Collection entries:

****************************************

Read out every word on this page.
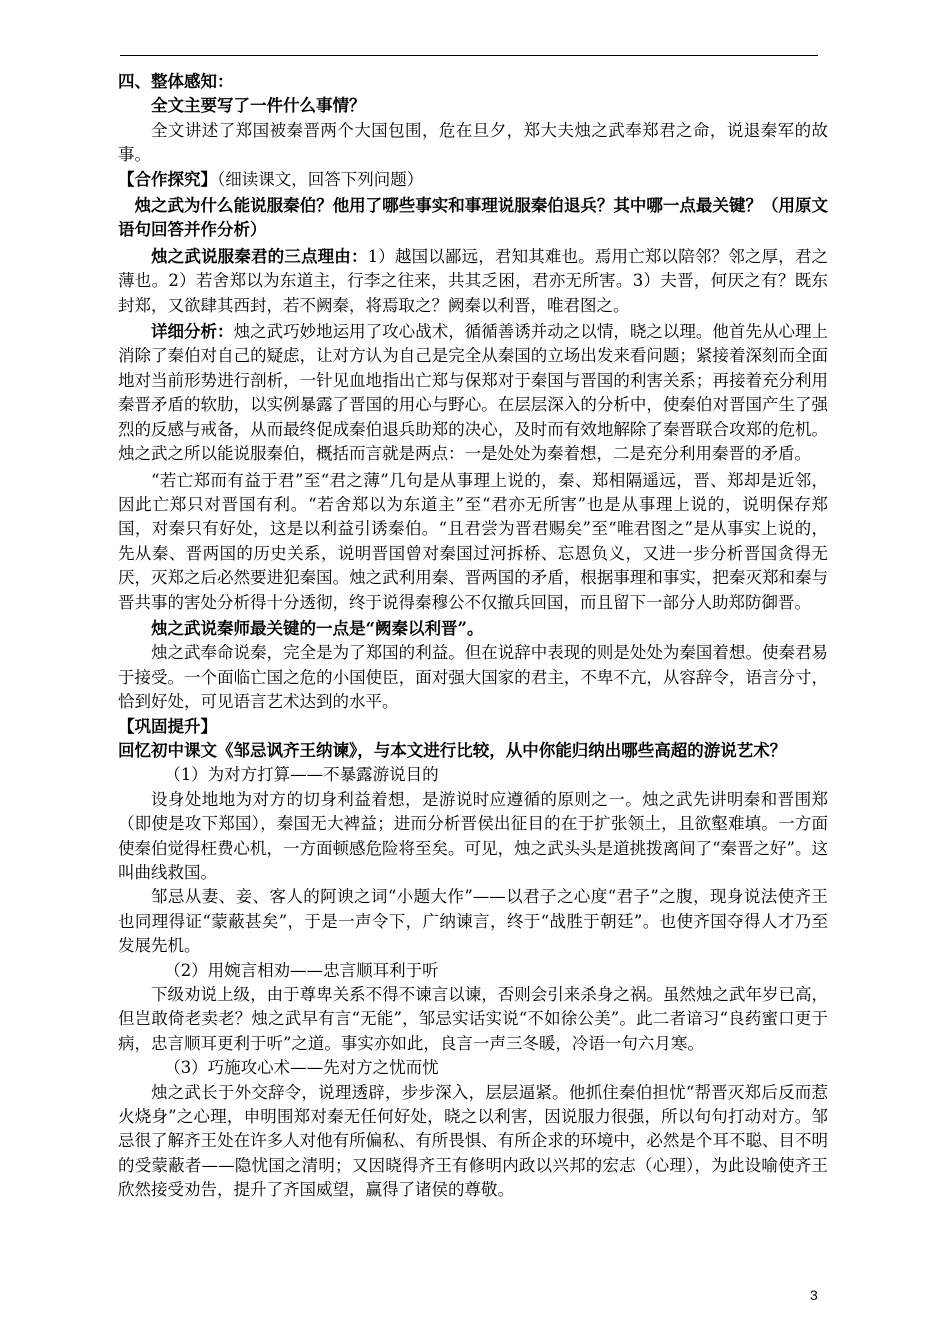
四、整体感知：

全文主要写了一件什么事情？

全文讲述了郑国被秦晋两个大国包围，危在旦夕，郑大夫烛之武奉郑君之命，说退秦军的故事。

【合作探究】（细读课文，回答下列问题）

烛之武为什么能说服秦伯？他用了哪些事实和事理说服秦伯退兵？其中哪一点最关键？（用原文语句回答并作分析）

烛之武说服秦君的三点理由：1）越国以鄙远，君知其难也。焉用亡郑以陪邻？邻之厚，君之薄也。2）若舍郑以为东道主，行李之往来，共其乏困，君亦无所害。3）夫晋，何厌之有？既东封郑，又欲肆其西封，若不阙秦，将焉取之？阙秦以利晋，唯君图之。

详细分析：烛之武巧妙地运用了攻心战术，循循善诱并动之以情，晓之以理。他首先从心理上消除了秦伯对自己的疑虑，让对方认为自己是完全从秦国的立场出发来看问题；紧接着深刻而全面地对当前形势进行剖析，一针见血地指出亡郑与保郑对于秦国与晋国的利害关系；再接着充分利用秦晋矛盾的软肋，以实例暴露了晋国的用心与野心。在层层深入的分析中，使秦伯对晋国产生了强烈的反感与戒备，从而最终促成秦伯退兵助郑的决心，及时而有效地解除了秦晋联合攻郑的危机。烛之武之所以能说服秦伯，概括而言就是两点：一是处处为秦着想，二是充分利用秦晋的矛盾。

“若亡郑而有益于君”至“君之薄”几句是从事理上说的，秦、郑相隔遥远，晋、郑却是近邻，因此亡郑只对晋国有利。“若舍郑以为东道主”至“君亦无所害”也是从事理上说的，说明保存郑国，对秦只有好处，这是以利益引诱秦伯。“且君尝为晋君赐矣”至“唯君图之”是从事实上说的，先从秦、晋两国的历史关系，说明晋国曾对秦国过河拆桥、忘恩负义，又进一步分析晋国贪得无厌，灭郑之后必然要进犯秦国。烛之武利用秦、晋两国的矛盾，根据事理和事实，把秦灭郑和秦与晋共事的害处分析得十分透彻，终于说得秦穆公不仅撤兵回国，而且留下一部分人助郑防御晋。

烛之武说秦师最关键的一点是“阙秦以利晋”。

烛之武奉命说秦，完全是为了郑国的利益。但在说辞中表现的则是处处为秦国着想。使秦君易于接受。一个面临亡国之危的小国使臣，面对强大国家的君主，不卑不亢，从容辞令，语言分寸，恰到好处，可见语言艺术达到的水平。

【巩固提升】

回忆初中课文《邹忌讽齐王纳谏》，与本文进行比较，从中你能归纳出哪些高超的游说艺术？

（1）为对方打算——不暴露游说目的

设身处地地为对方的切身利益着想，是游说时应遵循的原则之一。烛之武先讲明秦和晋围郑（即使是攻下郑国），秦国无大裨益；进而分析晋侯出征目的在于扩张领土，且欲壑难填。一方面使秦伯觉得枉费心机，一方面顿感危险将至矣。可见，烛之武头头是道挑拨离间了“秦晋之好”。这叫曲线救国。

邹忌从妻、妾、客人的阿谀之词“小题大作”——以君子之心度“君子”之腹，现身说法使齐王也同理得证“蒙蔽甚矣”，于是一声令下，广纳谏言，终于“战胜于朝廷”。也使齐国夺得人才乃至发展先机。

（2）用婉言相劝——忠言顺耳利于听

下级劝说上级，由于尊卑关系不得不谏言以谏，否则会引来杀身之祸。虽然烛之武年岁已高，但岂敢倚老卖老？烛之武早有言“无能”，邹忌实话实说“不如徐公美”。此二者谙习“良药蜜口更于病，忠言顺耳更利于听”之道。事实亦如此，良言一声三冬暖，冷语一句六月寒。

（3）巧施攻心术——先对方之忧而忧

烛之武长于外交辞令，说理透辟，步步深入，层层逼紧。他抓住秦伯担忧“帮晋灭郑后反而惹火烧身”之心理，申明围郑对秦无任何好处，晓之以利害，因说服力很强，所以句句打动对方。邹忌很了解齐王处在许多人对他有所偏私、有所畏惧、有所企求的环境中，必然是个耳不聪、目不明的受蒙蔽者——隐忧国之清明；又因晓得齐王有修明内政以兴邦的宏志（心理），为此设喻使齐王欣然接受劝告，提升了齐国威望，赢得了诸侯的尊敬。

3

****************************************

Exercise: Extract, from the listing above, every line where the string "君亦无所害" occurs.

The completed task:
烛之武说服秦君的三点理由：1）越国以鄙远，君知其难也。焉用亡郑以陪邻？邻之厚，君之薄也。2）若舍郑以为东道主，行李之往来，共其乏困，君亦无所害。3）夫晋，何厌之有？既东封郑，又欲肆其西封，若不阙秦，将焉取之？阙秦以利晋，唯君图之。
“若亡郑而有益于君”至“君之薄”几句是从事理上说的，秦、郑相隔遥远，晋、郑却是近邻，因此亡郑只对晋国有利。“若舍郑以为东道主”至“君亦无所害”也是从事理上说的，说明保存郑国，对秦只有好处，这是以利益引诱秦伯。“且君尝为晋君赐矣”至“唯君图之”是从事实上说的，先从秦、晋两国的历史关系，说明晋国曾对秦国过河拆桥、忘恩负义，又进一步分析晋国贪得无厌，灭郑之后必然要进犯秦国。烛之武利用秦、晋两国的矛盾，根据事理和事实，把秦灭郑和秦与晋共事的害处分析得十分透彻，终于说得秦穆公不仅撤兵回国，而且留下一部分人助郑防御晋。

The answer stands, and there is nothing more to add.